++++ Records for processing ++++

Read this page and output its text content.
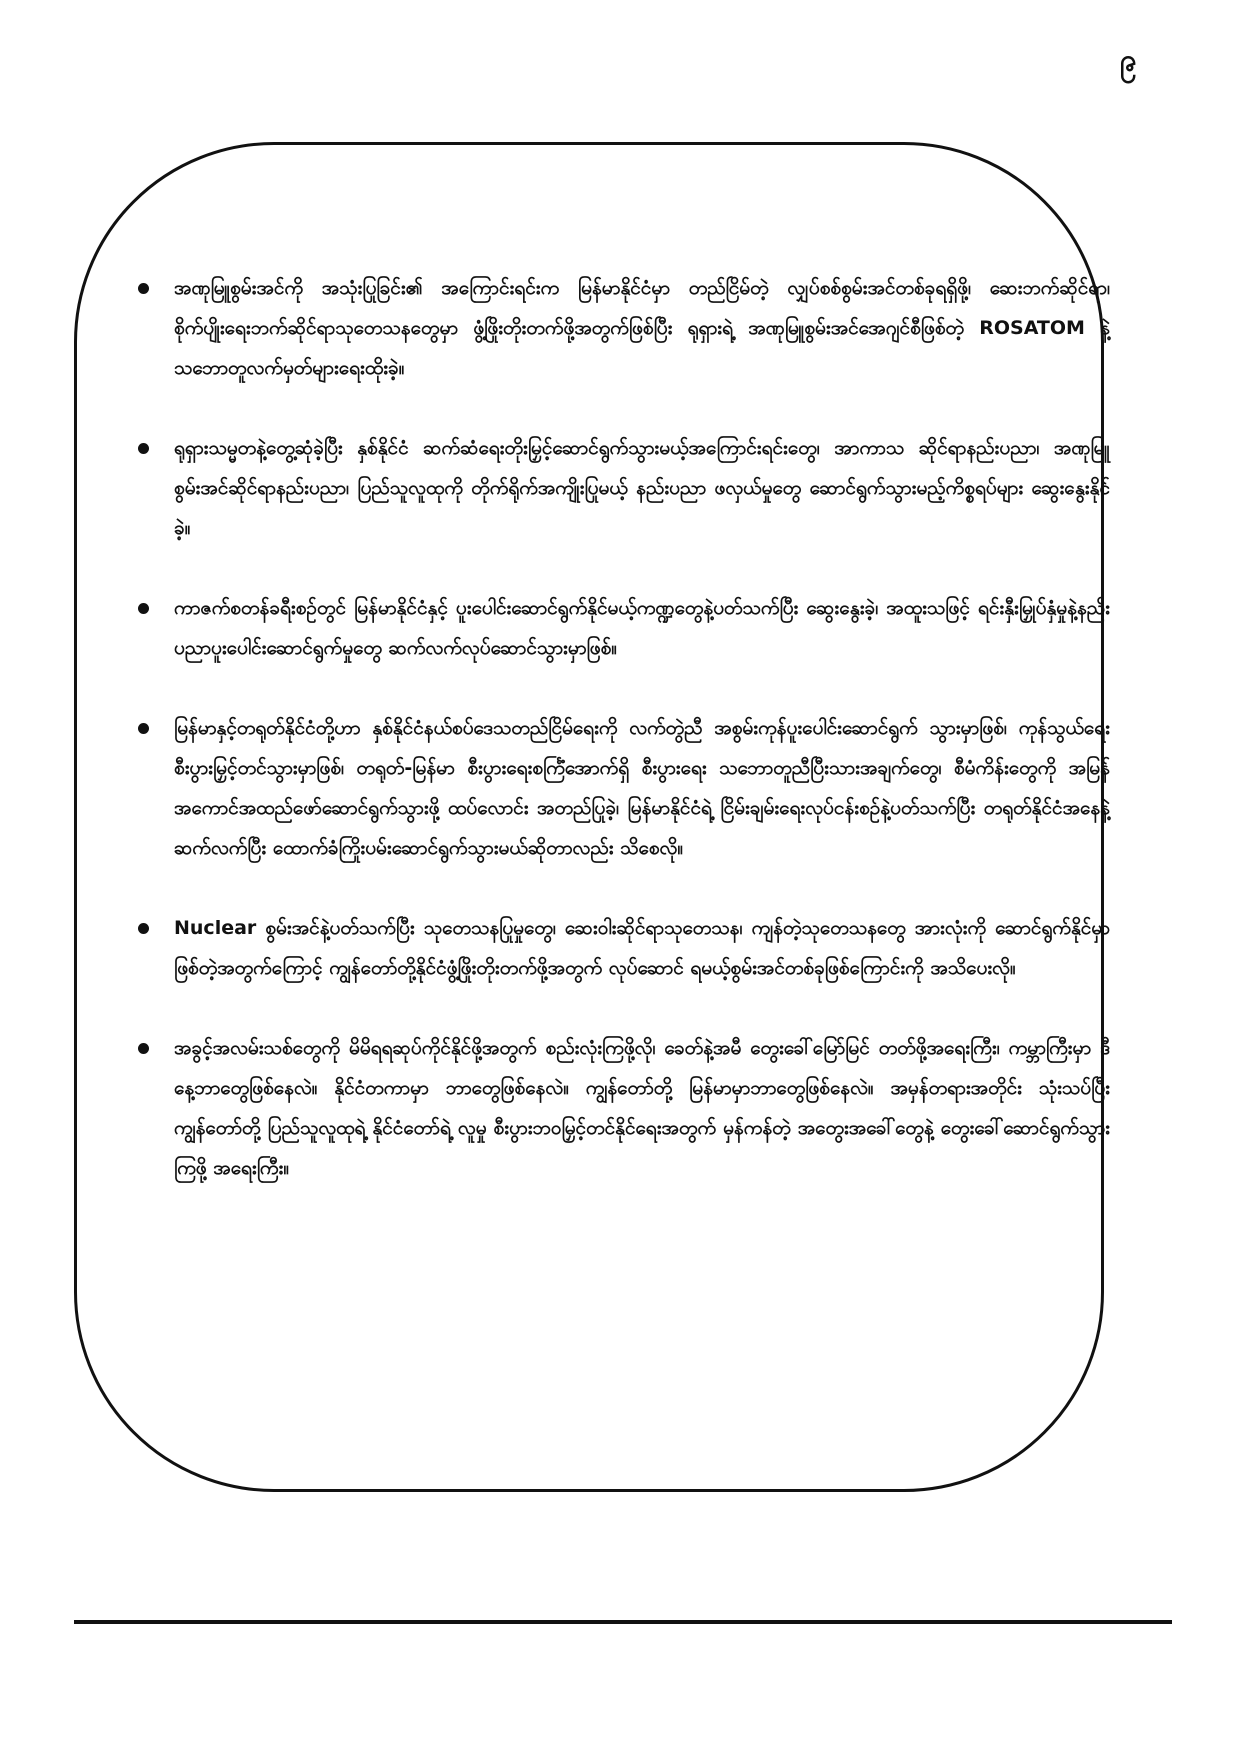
၉
အဏုမြူစွမ်းအင်ကို အသုံးပြုခြင်း၏ အကြောင်းရင်းက မြန်မာနိုင်ငံမှာ တည်ငြိမ်တဲ့ လျှပ်စစ်စွမ်းအင်တစ်ခုရရှိဖို့၊ ဆေးဘက်ဆိုင်ရာ၊ စိုက်ပျိုးရေးဘက်ဆိုင်ရာသုတေသနတွေမှာ ဖွံ့ဖြိုးတိုးတက်ဖို့အတွက်ဖြစ်ပြီး ရုရှား‌ရဲ့ အဏုမြူစွမ်းအင်အေဂျင်စီဖြစ်တဲ့ ROSATOM နဲ့ သဘောတူလက်မှတ်များရေးထိုးခဲ့။
ရုရှားသမ္မတနဲ့တွေ့ဆုံခဲ့ပြီး နှစ်နိုင်ငံ ဆက်ဆံရေးတိုးမြှင့်ဆောင်ရွက်သွားမယ့်အကြောင်းရင်းတွေ၊ အာကာသ ဆိုင်ရာနည်းပညာ၊ အဏုမြူစွမ်းအင်ဆိုင်ရာနည်းပညာ၊ ပြည်သူလူထုကို တိုက်ရိုက်အကျိုးပြုမယ့် နည်းပညာ ဖလှယ်မှုတွေ ဆောင်ရွက်သွားမည့်ကိစ္စရပ်များ ဆွေးနွေးနိုင်ခဲ့။
ကာဇက်စတန်ခရီးစဉ်တွင် မြန်မာနိုင်ငံနှင့် ပူးပေါင်းဆောင်ရွက်နိုင်မယ့်ကဏ္ဍတွေနဲ့ပတ်သက်ပြီး ဆွေးနွေးခဲ့၊ အထူးသဖြင့် ရင်းနှီးမြှုပ်နှံမှုနဲ့နည်းပညာပူးပေါင်းဆောင်ရွက်မှုတွေ ဆက်လက်လုပ်ဆောင်သွားမှာဖြစ်။
မြန်မာနှင့်တရုတ်နိုင်ငံတို့ဟာ နှစ်နိုင်ငံနယ်စပ်ဒေသတည်ငြိမ်ရေးကို လက်တွဲညီ အစွမ်းကုန်ပူးပေါင်းဆောင်ရွက် သွားမှာဖြစ်၊ ကုန်သွယ်ရေးစီးပွားမြှင့်တင်သွားမှာဖြစ်၊ တရုတ်-မြန်မာ စီးပွားရေးစင်္ကြံအောက်ရှိ စီးပွားရေး သဘောတူညီပြီးသားအချက်တွေ၊ စီမံကိန်းတွေကို အမြန်အကောင်အထည်ဖော်ဆောင်ရွက်သွားဖို့ ထပ်လောင်း အတည်ပြုခဲ့၊ မြန်မာနိုင်ငံရဲ့ ငြိမ်းချမ်းရေးလုပ်ငန်းစဉ်နဲ့ပတ်သက်ပြီး တရုတ်နိုင်ငံအနေနဲ့ ဆက်လက်ပြီး ထောက်ခံကြိုးပမ်းဆောင်ရွက်သွားမယ်ဆိုတာလည်း သိစေလို။
Nuclear စွမ်းအင်နဲ့ပတ်သက်ပြီး သုတေသနပြုမှုတွေ၊ ဆေးဝါးဆိုင်ရာသုတေသန၊ ကျန်တဲ့သုတေသနတွေ အားလုံးကို ဆောင်ရွက်နိုင်မှာဖြစ်တဲ့အတွက်ကြောင့် ကျွန်တော်တို့နိုင်ငံဖွံ့ဖြိုးတိုးတက်ဖို့အတွက် လုပ်ဆောင် ရမယ့်စွမ်းအင်တစ်ခုဖြစ်ကြောင်းကို အသိပေးလို။
အခွင့်အလမ်းသစ်တွေကို မိမိရရဆုပ်ကိုင်နိုင်ဖို့အတွက် စည်းလုံးကြဖို့လို၊ ခေတ်နဲ့အမီ တွေးခေါ်မြော်မြင် တတ်ဖို့အရေးကြီး၊ ကမ္ဘာကြီးမှာ ဒီနေ့ဘာတွေဖြစ်နေလဲ။ နိုင်ငံတကာမှာ ဘာတွေဖြစ်နေလဲ။ ကျွန်တော်တို့ မြန်မာမှာဘာတွေဖြစ်နေလဲ။ အမှန်တရားအတိုင်း သုံးသပ်ပြီး ကျွန်တော်တို့ ပြည်သူလူထုရဲ့ နိုင်ငံတော်ရဲ့ လူမှု စီးပွားဘဝမြှင့်တင်နိုင်ရေးအတွက် မှန်ကန်တဲ့ အတွေးအခေါ်တွေနဲ့ တွေးခေါ်ဆောင်ရွက်သွားကြဖို့ အရေးကြီး။
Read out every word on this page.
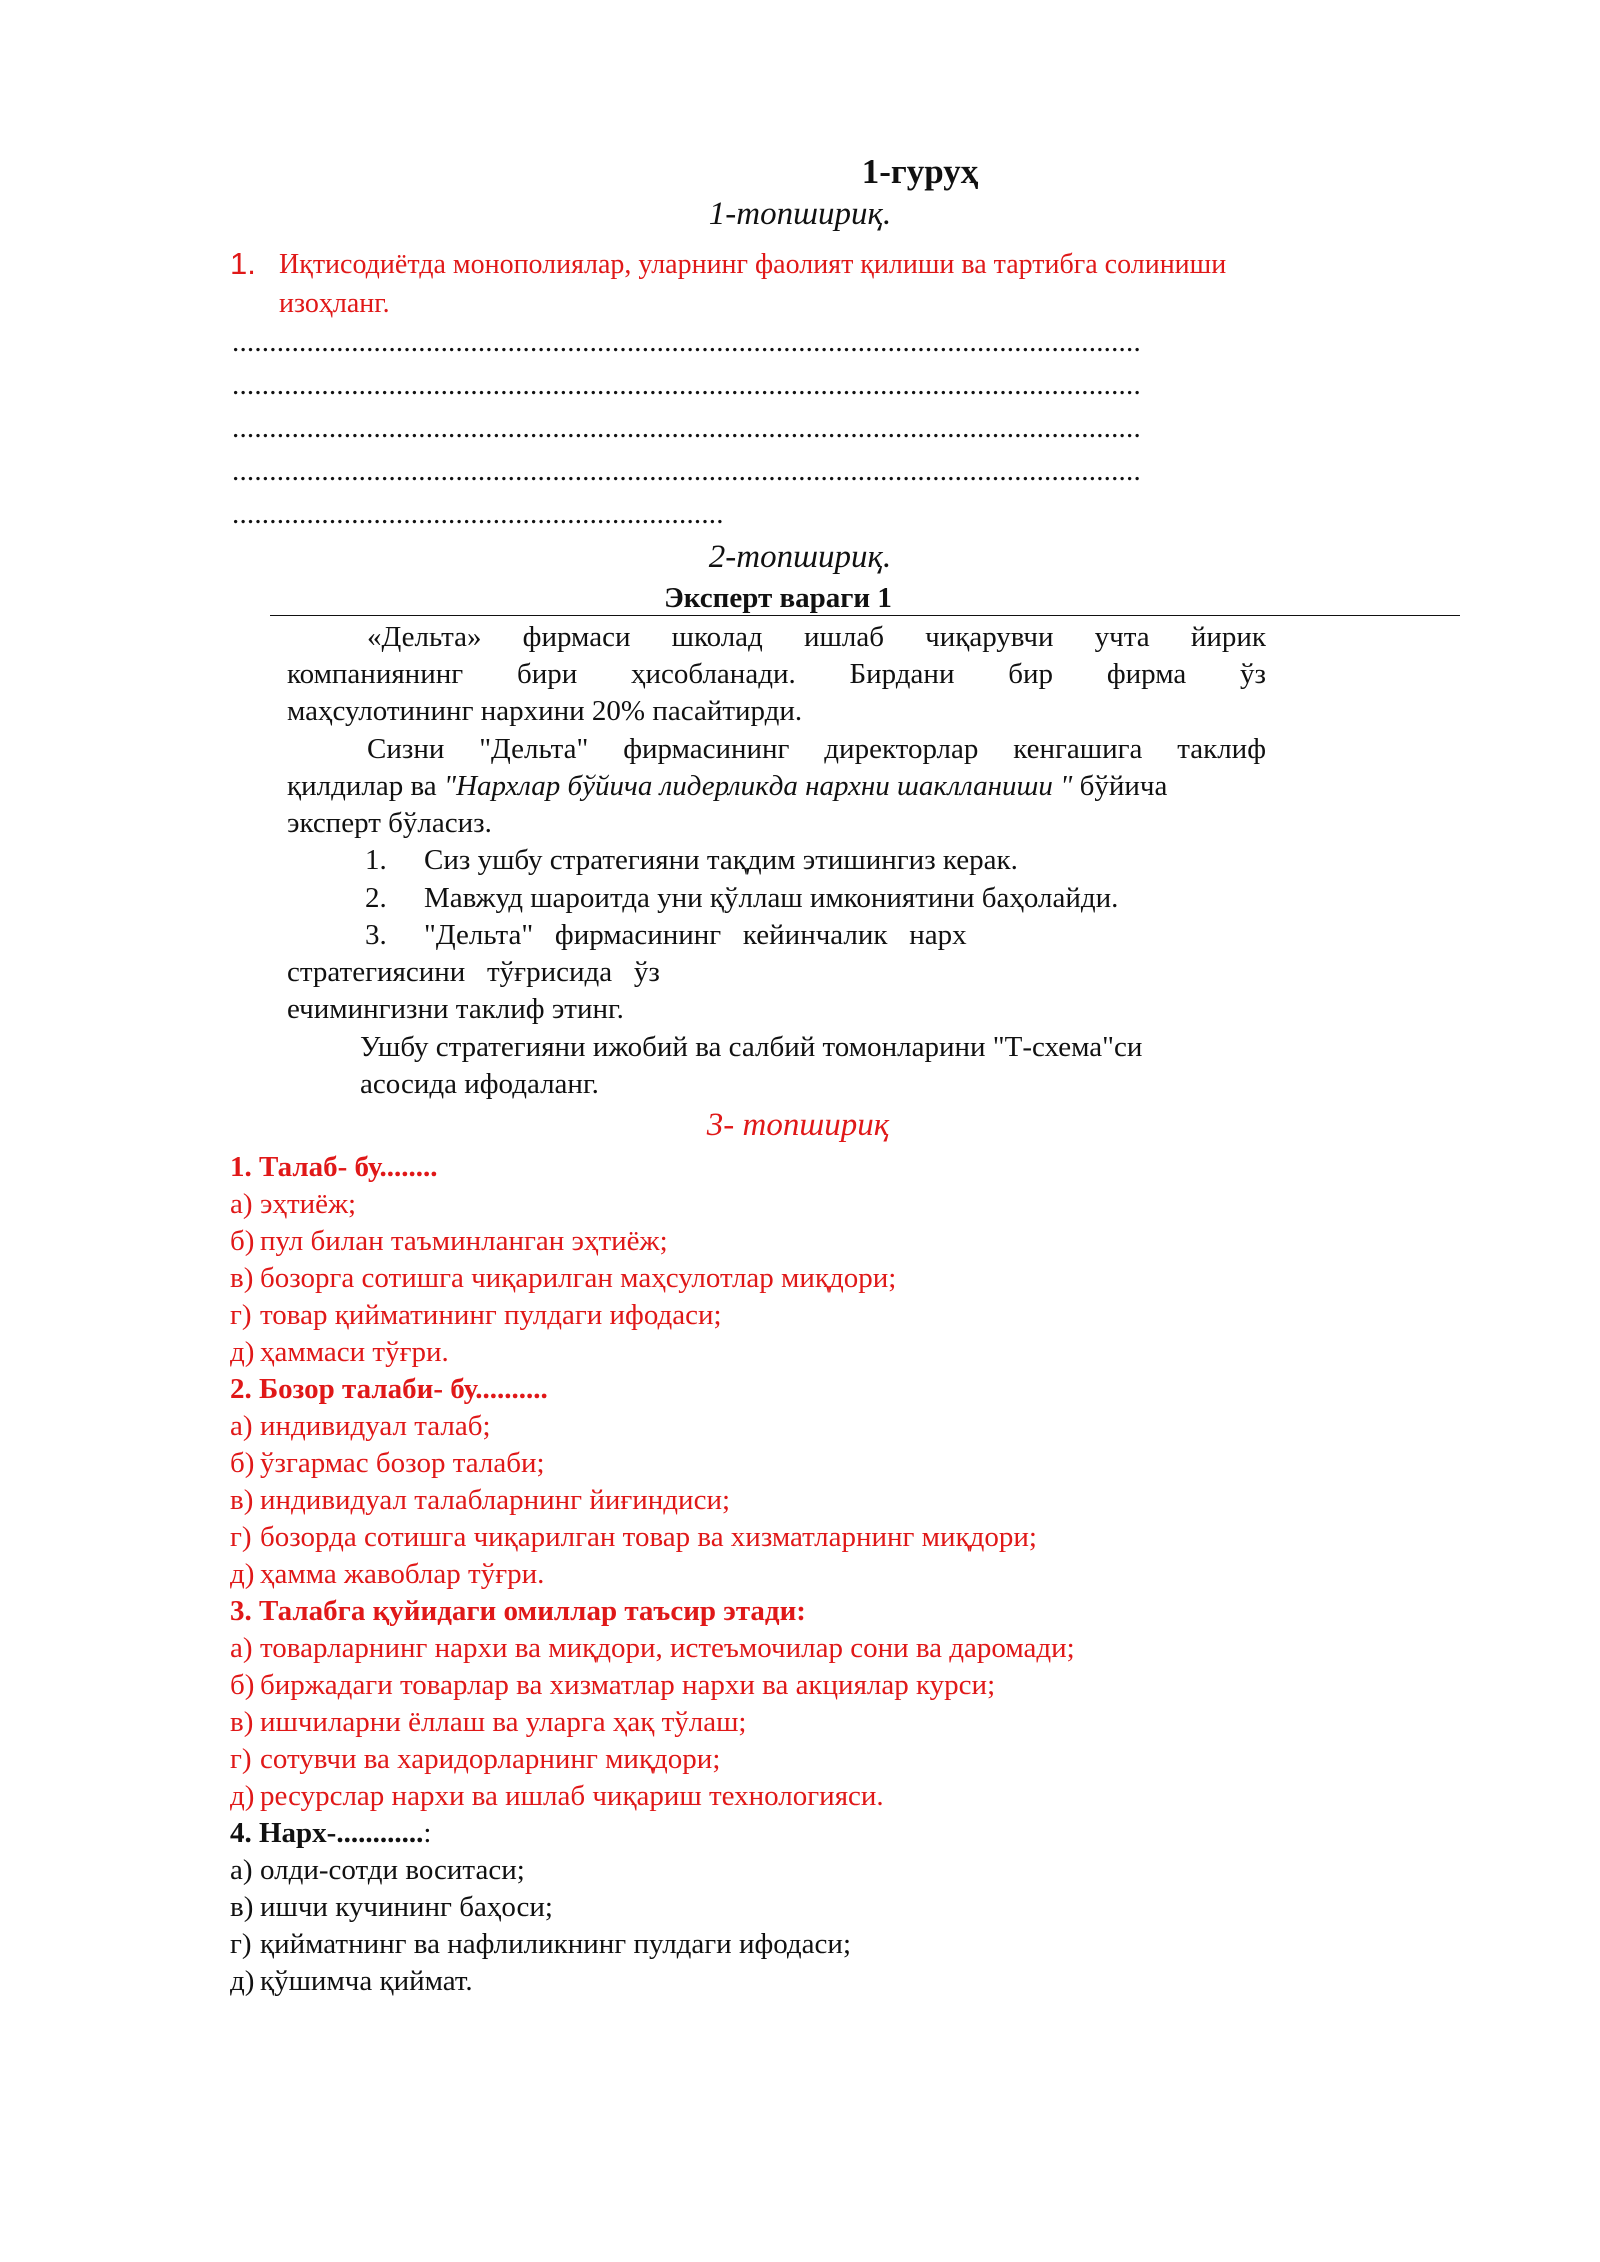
1-гуруҳ
1-топшириқ.
1. Иқтисодиётда монополиялар, уларнинг фаолият қилиши ва тартибга солиниши
изоҳланг.
..........................................................................................................................
..........................................................................................................................
..........................................................................................................................
..........................................................................................................................
..................................................................
2-топшириқ.
Эксперт вараги 1
«Дельта» фирмаси школад ишлаб чиқарувчи учта йирик
компаниянинг бири ҳисобланади. Бирдани бир фирма ўз
маҳсулотининг нархини 20% пасайтирди.
Сизни "Дельта" фирмасининг директорлар кенгашига таклиф
қилдилар ва "Нархлар бўйича лидерликда нархни шаклланиши " бўйича
эксперт бўласиз.
1. Сиз ушбу стратегияни тақдим этишингиз керак.
2. Мавжуд шароитда уни қўллаш имкониятини баҳолайди.
3. "Дельта"   фирмасининг   кейинчалик   нарх
стратегиясини   тўғрисида   ўз
ечимингизни таклиф этинг.
Ушбу стратегияни ижобий ва салбий томонларини "Т-схема"си
асосида ифодаланг.
3- топшириқ
1. Талаб- бу........
а) эҳтиёж;
б) пул билан таъминланган эҳтиёж;
в) бозорга сотишга чиқарилган маҳсулотлар миқдори;
г) товар қийматининг пулдаги ифодаси;
д) ҳаммаси тўғри.
2. Бозор талаби- бу..........
а) индивидуал талаб;
б) ўзгармас бозор талаби;
в) индивидуал талабларнинг йиғиндиси;
г) бозорда сотишга чиқарилган товар ва хизматларнинг миқдори;
д) ҳамма жавоблар тўғри.
3. Талабга қуйидаги омиллар таъсир этади:
а) товарларнинг нархи ва миқдори, истеъмочилар сони ва даромади;
б) биржадаги товарлар ва хизматлар нархи ва акциялар курси;
в) ишчиларни ёллаш ва уларга ҳақ тўлаш;
г) сотувчи ва харидорларнинг миқдори;
д) ресурслар нархи ва ишлаб чиқариш технологияси.
4. Нарх-............:
а) олди-сотди воситаси;
в) ишчи кучининг баҳоси;
г) қийматнинг ва нафлиликнинг пулдаги ифодаси;
д) қўшимча қиймат.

++++

● Given instruction
Copy all lines from the data that hold the word "ифодаси".

● Problem solution
г) товар қийматининг пулдаги ифодаси;
г) қийматнинг ва нафлиликнинг пулдаги ифодаси;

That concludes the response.